--- BEGIN Input material ---

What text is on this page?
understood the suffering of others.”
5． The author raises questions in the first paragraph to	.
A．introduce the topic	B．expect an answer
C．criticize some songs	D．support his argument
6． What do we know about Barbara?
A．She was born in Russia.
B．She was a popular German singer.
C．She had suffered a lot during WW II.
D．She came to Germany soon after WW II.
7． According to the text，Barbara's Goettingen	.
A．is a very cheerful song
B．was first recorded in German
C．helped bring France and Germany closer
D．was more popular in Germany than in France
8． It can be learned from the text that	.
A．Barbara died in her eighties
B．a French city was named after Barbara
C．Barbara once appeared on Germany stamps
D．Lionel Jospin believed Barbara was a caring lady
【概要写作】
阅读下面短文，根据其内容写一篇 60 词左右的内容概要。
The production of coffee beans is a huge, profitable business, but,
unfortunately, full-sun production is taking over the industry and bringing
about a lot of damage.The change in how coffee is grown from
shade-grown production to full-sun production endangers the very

--- END Input material ---

• **Description of the task**:
Nothing in the data may differ; print all of it exactly as written.

• **Completed task**:
What text is on this page?
understood the suffering of others.”
5． The author raises questions in the first paragraph to	.
A．introduce the topic	B．expect an answer
C．criticize some songs	D．support his argument
6． What do we know about Barbara?
A．She was born in Russia.
B．She was a popular German singer.
C．She had suffered a lot during WW II.
D．She came to Germany soon after WW II.
7． According to the text，Barbara's Goettingen	.
A．is a very cheerful song
B．was first recorded in German
C．helped bring France and Germany closer
D．was more popular in Germany than in France
8． It can be learned from the text that	.
A．Barbara died in her eighties
B．a French city was named after Barbara
C．Barbara once appeared on Germany stamps
D．Lionel Jospin believed Barbara was a caring lady
【概要写作】
阅读下面短文，根据其内容写一篇 60 词左右的内容概要。
The production of coffee beans is a huge, profitable business, but,
unfortunately, full-sun production is taking over the industry and bringing
about a lot of damage.The change in how coffee is grown from
shade-grown production to full-sun production endangers the very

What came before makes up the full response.